Quote the entries in full, character for character, without their images.

§ **Source data**
──────
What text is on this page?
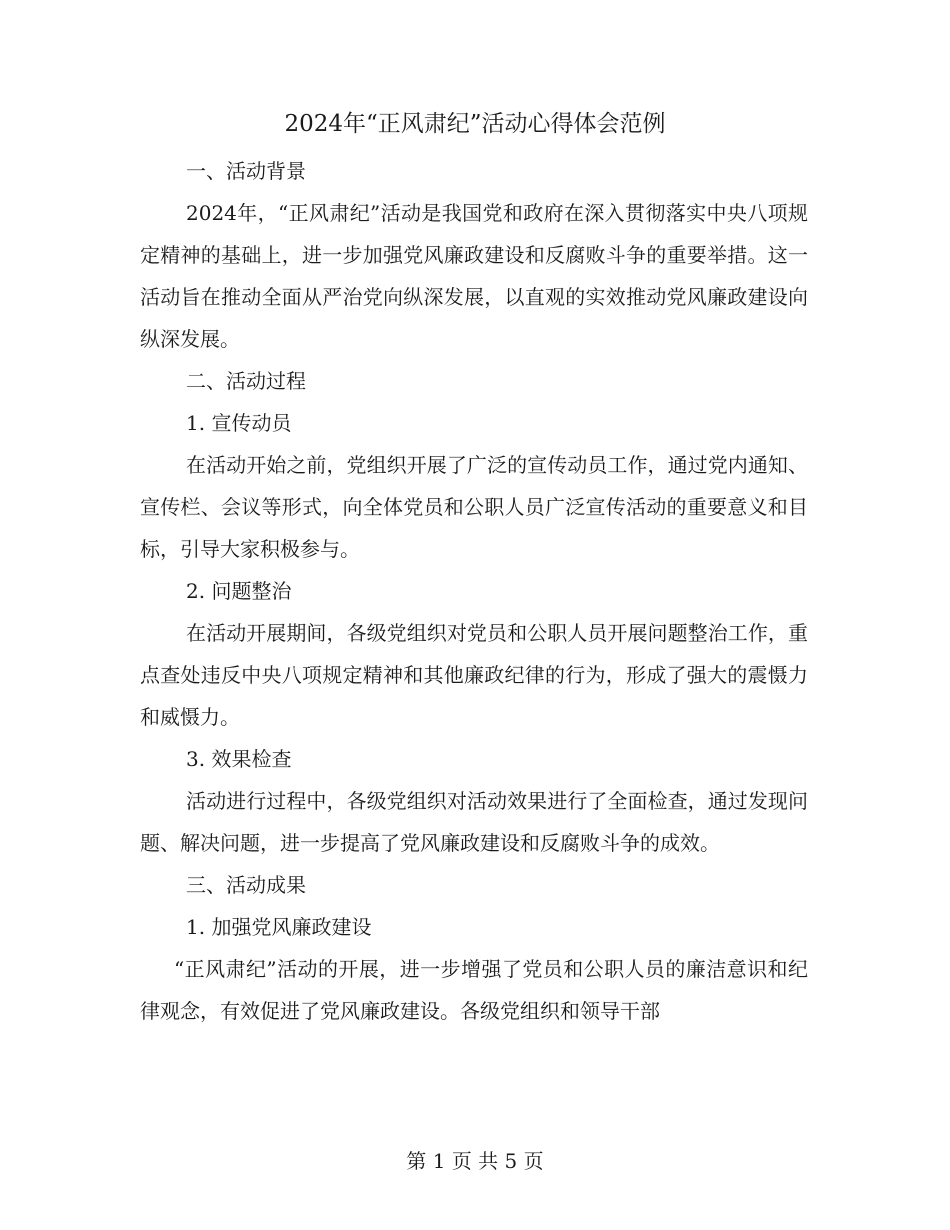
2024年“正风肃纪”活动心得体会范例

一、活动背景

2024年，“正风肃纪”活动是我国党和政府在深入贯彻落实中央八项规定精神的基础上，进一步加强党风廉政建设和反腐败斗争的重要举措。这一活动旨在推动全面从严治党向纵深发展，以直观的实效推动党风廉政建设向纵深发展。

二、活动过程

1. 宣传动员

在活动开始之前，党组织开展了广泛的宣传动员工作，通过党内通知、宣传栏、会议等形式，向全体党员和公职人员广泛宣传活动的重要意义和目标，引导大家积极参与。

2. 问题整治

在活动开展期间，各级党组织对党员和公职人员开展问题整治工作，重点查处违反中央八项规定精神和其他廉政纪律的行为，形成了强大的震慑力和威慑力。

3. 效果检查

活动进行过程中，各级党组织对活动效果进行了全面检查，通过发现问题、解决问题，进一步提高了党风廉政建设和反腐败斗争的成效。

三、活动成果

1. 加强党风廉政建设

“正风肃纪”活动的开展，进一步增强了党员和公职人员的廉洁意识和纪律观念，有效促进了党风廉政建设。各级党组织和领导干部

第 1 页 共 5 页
──────
§ **Solution to the problem**
What text is on this page?
2024年“正风肃纪”活动心得体会范例

一、活动背景

2024年，“正风肃纪”活动是我国党和政府在深入贯彻落实中央八项规定精神的基础上，进一步加强党风廉政建设和反腐败斗争的重要举措。这一活动旨在推动全面从严治党向纵深发展，以直观的实效推动党风廉政建设向纵深发展。

二、活动过程

1. 宣传动员

在活动开始之前，党组织开展了广泛的宣传动员工作，通过党内通知、宣传栏、会议等形式，向全体党员和公职人员广泛宣传活动的重要意义和目标，引导大家积极参与。

2. 问题整治

在活动开展期间，各级党组织对党员和公职人员开展问题整治工作，重点查处违反中央八项规定精神和其他廉政纪律的行为，形成了强大的震慑力和威慑力。

3. 效果检查

活动进行过程中，各级党组织对活动效果进行了全面检查，通过发现问题、解决问题，进一步提高了党风廉政建设和反腐败斗争的成效。

三、活动成果

1. 加强党风廉政建设

“正风肃纪”活动的开展，进一步增强了党员和公职人员的廉洁意识和纪律观念，有效促进了党风廉政建设。各级党组织和领导干部

第 1 页 共 5 页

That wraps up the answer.